— START Supplied information —
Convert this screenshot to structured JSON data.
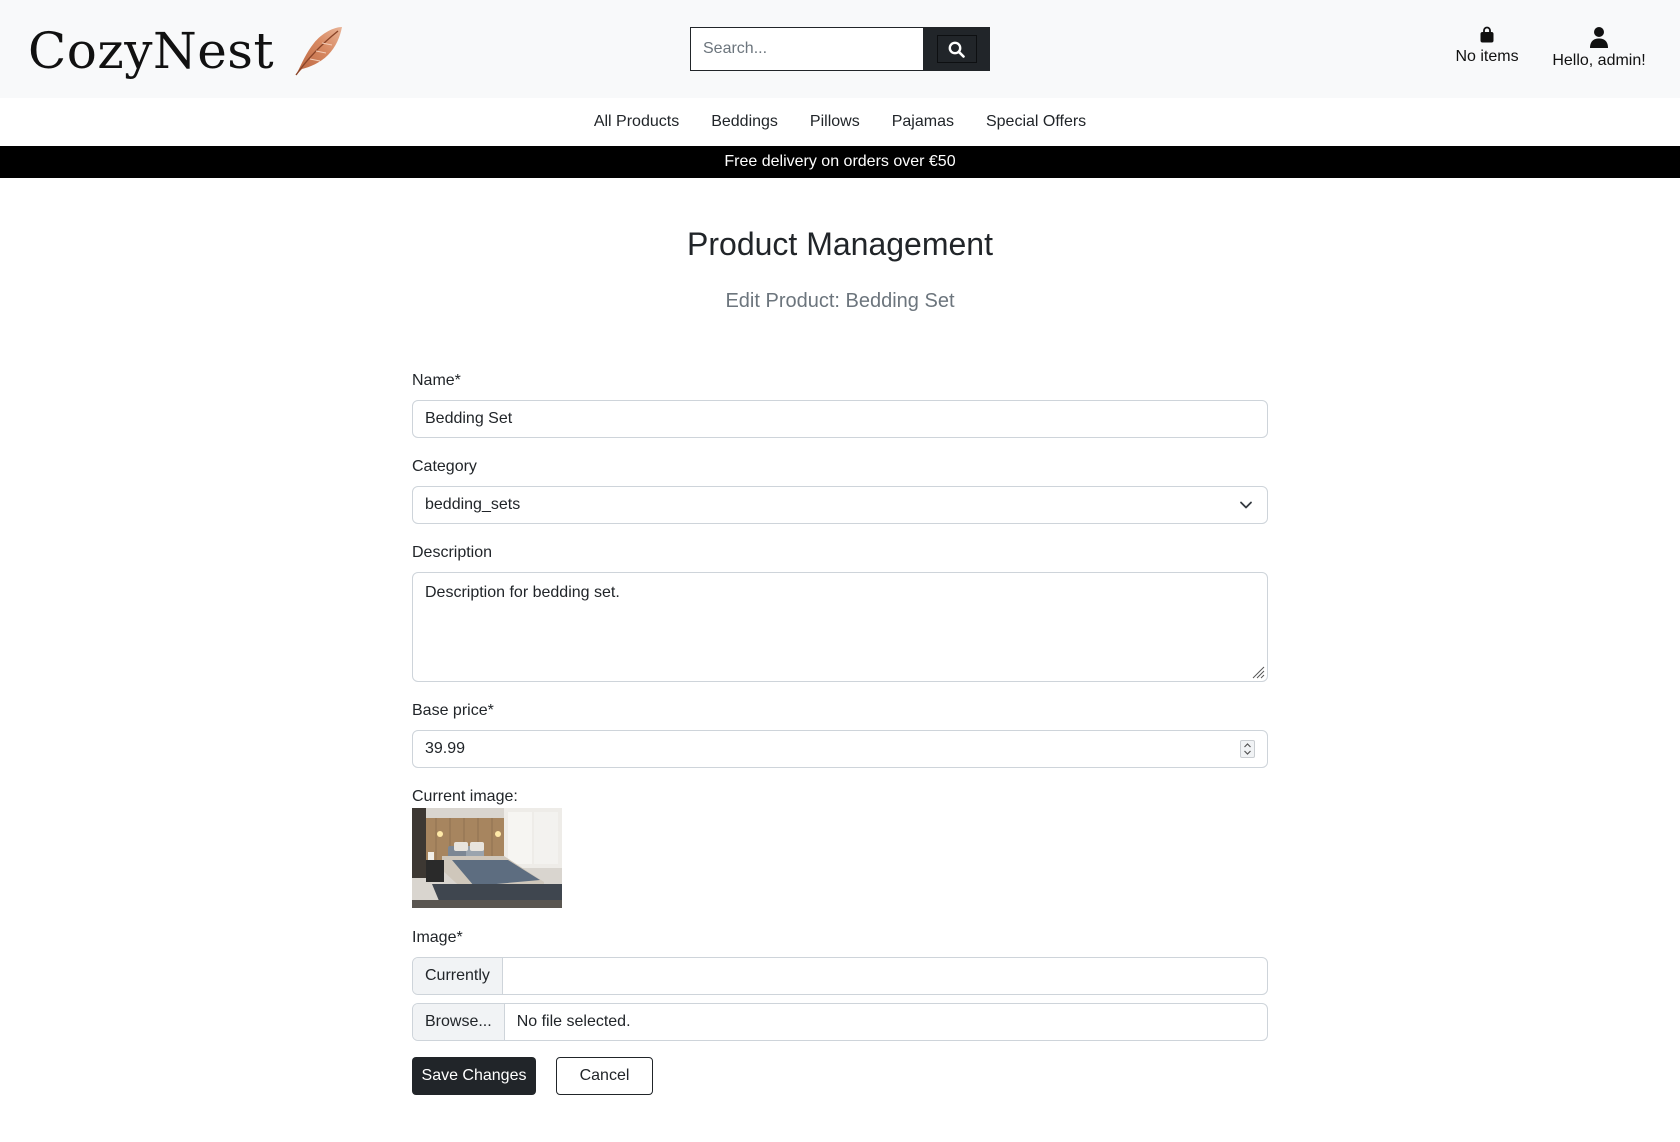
{
  "header": {
    "brand": "CozyNest",
    "search_placeholder": "Search...",
    "bag_label": "No items",
    "account_label": "Hello, admin!"
  },
  "nav": {
    "items": [
      "All Products",
      "Beddings",
      "Pillows",
      "Pajamas",
      "Special Offers"
    ]
  },
  "banner": "Free delivery on orders over €50",
  "page": {
    "title": "Product Management",
    "subtitle": "Edit Product: Bedding Set"
  },
  "form": {
    "name_label": "Name*",
    "name_value": "Bedding Set",
    "category_label": "Category",
    "category_value": "bedding_sets",
    "description_label": "Description",
    "description_value": "Description for bedding set.",
    "price_label": "Base price*",
    "price_value": "39.99",
    "current_image_label": "Current image:",
    "image_label": "Image*",
    "currently_label": "Currently",
    "browse_label": "Browse...",
    "no_file_label": "No file selected.",
    "save_label": "Save Changes",
    "cancel_label": "Cancel"
  },
  "colors": {
    "dark": "#212529",
    "header_bg": "#f8f9fa",
    "banner_bg": "#000000",
    "feather": "#c8744f"
  }
}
— END Supplied information —
Short exercise - Will you set down the records word for word while leaving out every picture?

Worked answer -
Convert this screenshot to structured JSON data.
{
  "header": {
    "brand": "CozyNest",
    "search_placeholder": "Search...",
    "bag_label": "No items",
    "account_label": "Hello, admin!"
  },
  "nav": {
    "items": [
      "All Products",
      "Beddings",
      "Pillows",
      "Pajamas",
      "Special Offers"
    ]
  },
  "banner": "Free delivery on orders over €50",
  "page": {
    "title": "Product Management",
    "subtitle": "Edit Product: Bedding Set"
  },
  "form": {
    "name_label": "Name*",
    "name_value": "Bedding Set",
    "category_label": "Category",
    "category_value": "bedding_sets",
    "description_label": "Description",
    "description_value": "Description for bedding set.",
    "price_label": "Base price*",
    "price_value": "39.99",
    "current_image_label": "Current image:",
    "image_label": "Image*",
    "currently_label": "Currently",
    "browse_label": "Browse...",
    "no_file_label": "No file selected.",
    "save_label": "Save Changes",
    "cancel_label": "Cancel"
  },
  "colors": {
    "dark": "#212529",
    "header_bg": "#f8f9fa",
    "banner_bg": "#000000",
    "feather": "#c8744f"
  }
}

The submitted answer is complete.